=== RECORDS PROVIDED ===
%%
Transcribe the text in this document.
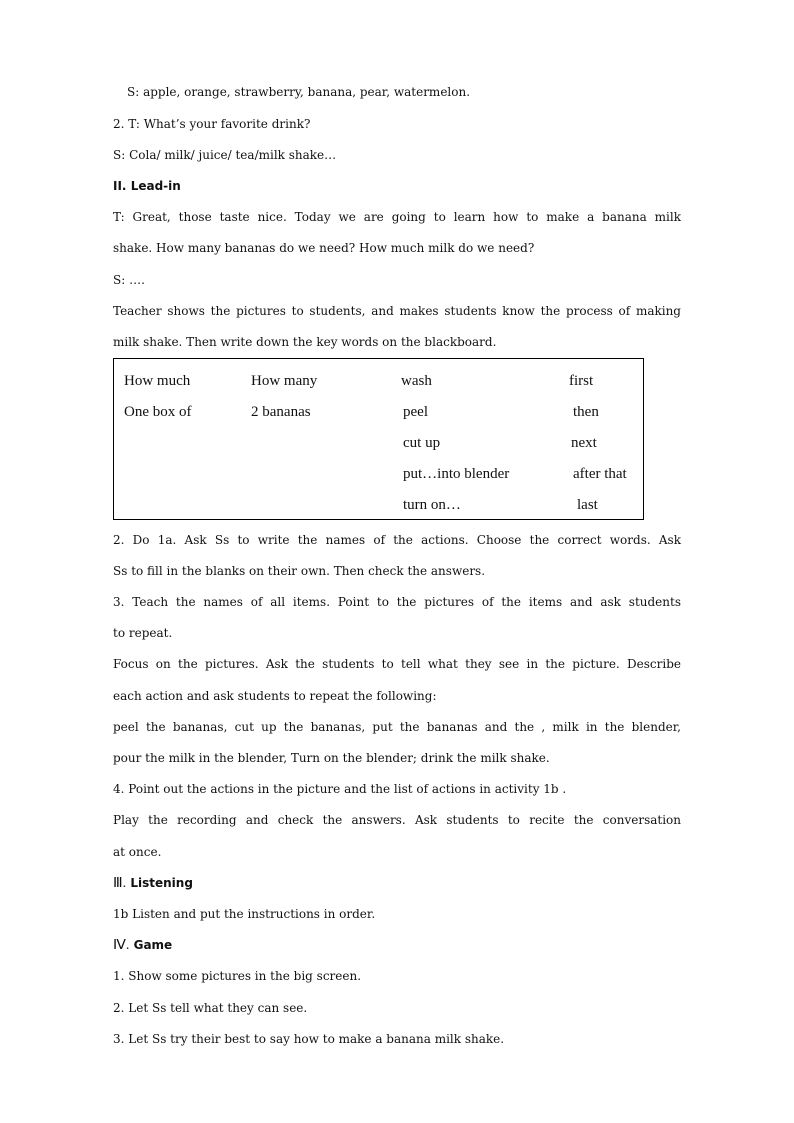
S: apple, orange, strawberry, banana, pear, watermelon.
2. T: What’s your favorite drink?
S: Cola/ milk/ juice/ tea/milk shake…
II. Lead-in
T: Great, those taste nice. Today we are going to learn how to make a banana milk
shake. How many bananas do we need? How much milk do we need?
S: ….
Teacher shows the pictures to students, and makes students know the process of making
milk shake. Then write down the key words on the blackboard.
How much
One box of
How many
2 bananas
wash
peel
cut up
put…into blender
turn on…
first
then
next
after that
last
2. Do 1a. Ask Ss to write the names of the actions. Choose the correct words. Ask
Ss to fill in the blanks on their own. Then check the answers.
3. Teach the names of all items. Point to the pictures of the items and ask students
to repeat.
Focus on the pictures. Ask the students to tell what they see in the picture. Describe
each action and ask students to repeat the following:
peel the bananas, cut up the bananas, put the bananas and the , milk in the blender,
pour the milk in the blender, Turn on the blender; drink the milk shake.
4. Point out the actions in the picture and the list of actions in activity 1b .
Play the recording and check the answers. Ask students to recite the conversation
at once.
Ⅲ. Listening
1b Listen and put the instructions in order.
Ⅳ. Game
1. Show some pictures in the big screen.
2. Let Ss tell what they can see.
3. Let Ss try their best to say how to make a banana milk shake.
%%
=== TASK REQUIREMENTS ===
Filter the listing for the word "their" and copy every line that holds it.

=== ANSWER TO THIS PROBLEM ===
Ss to fill in the blanks on their own. Then check the answers.
3. Let Ss try their best to say how to make a banana milk shake.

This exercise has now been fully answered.